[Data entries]

>>

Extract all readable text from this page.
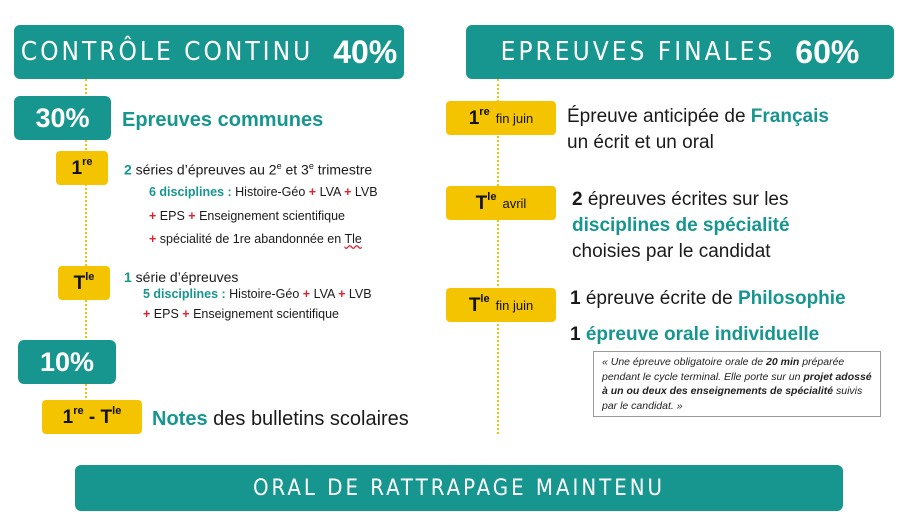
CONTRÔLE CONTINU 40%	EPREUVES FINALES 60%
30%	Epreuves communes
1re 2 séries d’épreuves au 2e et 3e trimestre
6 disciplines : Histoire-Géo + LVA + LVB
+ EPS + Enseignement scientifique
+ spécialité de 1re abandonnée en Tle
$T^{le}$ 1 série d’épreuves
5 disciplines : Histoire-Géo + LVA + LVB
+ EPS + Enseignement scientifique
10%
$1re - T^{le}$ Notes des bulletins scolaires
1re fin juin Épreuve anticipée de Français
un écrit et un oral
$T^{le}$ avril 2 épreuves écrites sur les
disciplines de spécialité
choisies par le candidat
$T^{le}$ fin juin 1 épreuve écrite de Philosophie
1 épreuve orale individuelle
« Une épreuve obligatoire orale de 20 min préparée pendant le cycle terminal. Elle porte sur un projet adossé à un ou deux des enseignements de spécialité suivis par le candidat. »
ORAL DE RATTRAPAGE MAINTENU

<<
>>

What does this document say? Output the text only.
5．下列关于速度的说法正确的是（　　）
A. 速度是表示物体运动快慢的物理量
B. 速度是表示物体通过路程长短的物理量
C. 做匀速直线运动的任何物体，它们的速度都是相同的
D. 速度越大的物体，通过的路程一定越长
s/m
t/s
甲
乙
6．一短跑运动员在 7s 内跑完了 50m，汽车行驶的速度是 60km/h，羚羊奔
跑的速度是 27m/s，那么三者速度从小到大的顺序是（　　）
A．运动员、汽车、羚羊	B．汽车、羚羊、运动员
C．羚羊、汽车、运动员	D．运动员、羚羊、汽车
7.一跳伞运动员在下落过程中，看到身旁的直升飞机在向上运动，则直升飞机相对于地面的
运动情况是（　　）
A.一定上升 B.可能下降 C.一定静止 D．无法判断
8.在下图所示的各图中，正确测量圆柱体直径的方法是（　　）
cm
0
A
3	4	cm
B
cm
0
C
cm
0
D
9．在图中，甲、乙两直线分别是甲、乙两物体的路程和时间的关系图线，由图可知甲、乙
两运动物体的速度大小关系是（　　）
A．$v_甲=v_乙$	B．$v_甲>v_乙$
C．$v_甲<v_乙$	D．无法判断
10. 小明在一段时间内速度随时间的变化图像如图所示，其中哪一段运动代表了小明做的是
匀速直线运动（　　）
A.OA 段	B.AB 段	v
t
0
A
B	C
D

<<
>>

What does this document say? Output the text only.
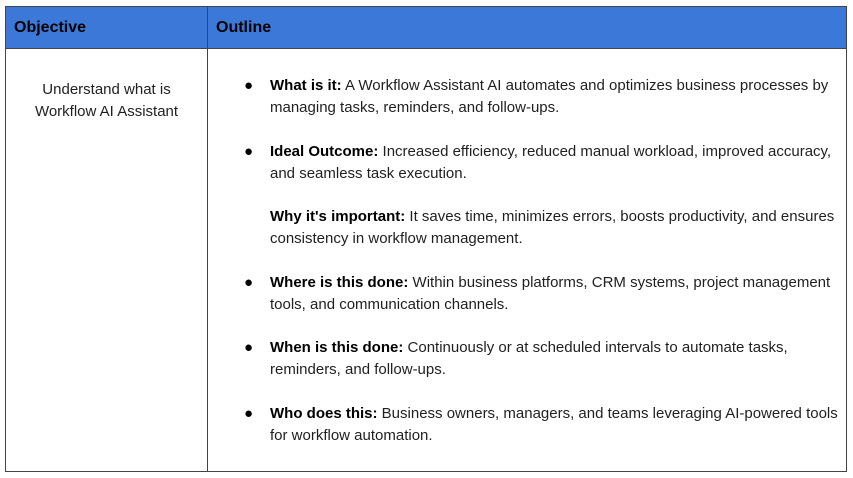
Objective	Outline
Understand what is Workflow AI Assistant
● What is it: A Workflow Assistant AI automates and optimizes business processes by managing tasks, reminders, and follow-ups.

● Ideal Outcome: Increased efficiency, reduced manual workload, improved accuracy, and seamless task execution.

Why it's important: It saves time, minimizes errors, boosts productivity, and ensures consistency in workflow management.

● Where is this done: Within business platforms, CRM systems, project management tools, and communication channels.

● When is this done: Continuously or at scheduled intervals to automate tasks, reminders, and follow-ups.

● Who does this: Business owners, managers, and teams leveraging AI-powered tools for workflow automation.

<<

> TASK TO CARRY OUT: Copy out every line that includes the word "this".

> FULL SOLUTION:
Extract all readable text from this page.
What does this document say? Output the text only.
What does this document say? Output the text only.
● Where is this done: Within business platforms, CRM systems, project management tools, and communication channels.
● When is this done: Continuously or at scheduled intervals to automate tasks, reminders, and follow-ups.
● Who does this: Business owners, managers, and teams leveraging AI-powered tools for workflow automation.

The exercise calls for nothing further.